*Exercise prompt*
Print the records below exactly as they appear.

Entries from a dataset
---+---
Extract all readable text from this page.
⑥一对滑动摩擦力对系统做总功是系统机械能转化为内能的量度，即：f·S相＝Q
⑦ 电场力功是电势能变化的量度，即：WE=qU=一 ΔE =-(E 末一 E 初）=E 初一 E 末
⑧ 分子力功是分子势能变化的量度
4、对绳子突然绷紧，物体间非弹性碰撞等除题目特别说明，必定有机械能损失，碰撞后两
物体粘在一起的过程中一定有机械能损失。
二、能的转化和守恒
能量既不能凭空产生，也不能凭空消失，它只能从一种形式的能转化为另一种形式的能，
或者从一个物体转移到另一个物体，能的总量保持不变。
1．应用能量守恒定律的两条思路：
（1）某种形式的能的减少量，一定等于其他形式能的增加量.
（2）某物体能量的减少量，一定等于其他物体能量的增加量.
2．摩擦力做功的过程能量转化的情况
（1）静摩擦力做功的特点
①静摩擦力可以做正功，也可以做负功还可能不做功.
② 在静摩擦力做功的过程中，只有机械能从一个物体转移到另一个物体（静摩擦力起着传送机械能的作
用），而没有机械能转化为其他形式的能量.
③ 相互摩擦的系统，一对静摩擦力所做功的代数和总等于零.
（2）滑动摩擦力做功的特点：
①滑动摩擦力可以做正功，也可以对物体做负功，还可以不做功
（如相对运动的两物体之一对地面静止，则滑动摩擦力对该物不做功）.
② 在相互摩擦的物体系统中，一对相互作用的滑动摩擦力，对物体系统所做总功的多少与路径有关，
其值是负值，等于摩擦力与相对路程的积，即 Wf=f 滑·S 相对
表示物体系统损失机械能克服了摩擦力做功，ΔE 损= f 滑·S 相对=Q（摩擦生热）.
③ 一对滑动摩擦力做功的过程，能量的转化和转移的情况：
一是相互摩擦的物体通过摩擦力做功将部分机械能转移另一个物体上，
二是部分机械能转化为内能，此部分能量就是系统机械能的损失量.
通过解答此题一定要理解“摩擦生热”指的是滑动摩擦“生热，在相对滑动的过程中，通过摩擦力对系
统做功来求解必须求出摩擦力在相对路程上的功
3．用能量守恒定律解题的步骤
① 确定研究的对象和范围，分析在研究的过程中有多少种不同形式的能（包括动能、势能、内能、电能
---+---
*The response*
Extract all readable text from this page.
⑥一对滑动摩擦力对系统做总功是系统机械能转化为内能的量度，即：f·S相＝Q
⑦ 电场力功是电势能变化的量度，即：WE=qU=一 ΔE =-(E 末一 E 初）=E 初一 E 末
⑧ 分子力功是分子势能变化的量度
4、对绳子突然绷紧，物体间非弹性碰撞等除题目特别说明，必定有机械能损失，碰撞后两
物体粘在一起的过程中一定有机械能损失。
二、能的转化和守恒
能量既不能凭空产生，也不能凭空消失，它只能从一种形式的能转化为另一种形式的能，
或者从一个物体转移到另一个物体，能的总量保持不变。
1．应用能量守恒定律的两条思路：
（1）某种形式的能的减少量，一定等于其他形式能的增加量.
（2）某物体能量的减少量，一定等于其他物体能量的增加量.
2．摩擦力做功的过程能量转化的情况
（1）静摩擦力做功的特点
①静摩擦力可以做正功，也可以做负功还可能不做功.
② 在静摩擦力做功的过程中，只有机械能从一个物体转移到另一个物体（静摩擦力起着传送机械能的作
用），而没有机械能转化为其他形式的能量.
③ 相互摩擦的系统，一对静摩擦力所做功的代数和总等于零.
（2）滑动摩擦力做功的特点：
①滑动摩擦力可以做正功，也可以对物体做负功，还可以不做功
（如相对运动的两物体之一对地面静止，则滑动摩擦力对该物不做功）.
② 在相互摩擦的物体系统中，一对相互作用的滑动摩擦力，对物体系统所做总功的多少与路径有关，
其值是负值，等于摩擦力与相对路程的积，即 Wf=f 滑·S 相对
表示物体系统损失机械能克服了摩擦力做功，ΔE 损= f 滑·S 相对=Q（摩擦生热）.
③ 一对滑动摩擦力做功的过程，能量的转化和转移的情况：
一是相互摩擦的物体通过摩擦力做功将部分机械能转移另一个物体上，
二是部分机械能转化为内能，此部分能量就是系统机械能的损失量.
通过解答此题一定要理解“摩擦生热”指的是滑动摩擦“生热，在相对滑动的过程中，通过摩擦力对系
统做功来求解必须求出摩擦力在相对路程上的功
3．用能量守恒定律解题的步骤
① 确定研究的对象和范围，分析在研究的过程中有多少种不同形式的能（包括动能、势能、内能、电能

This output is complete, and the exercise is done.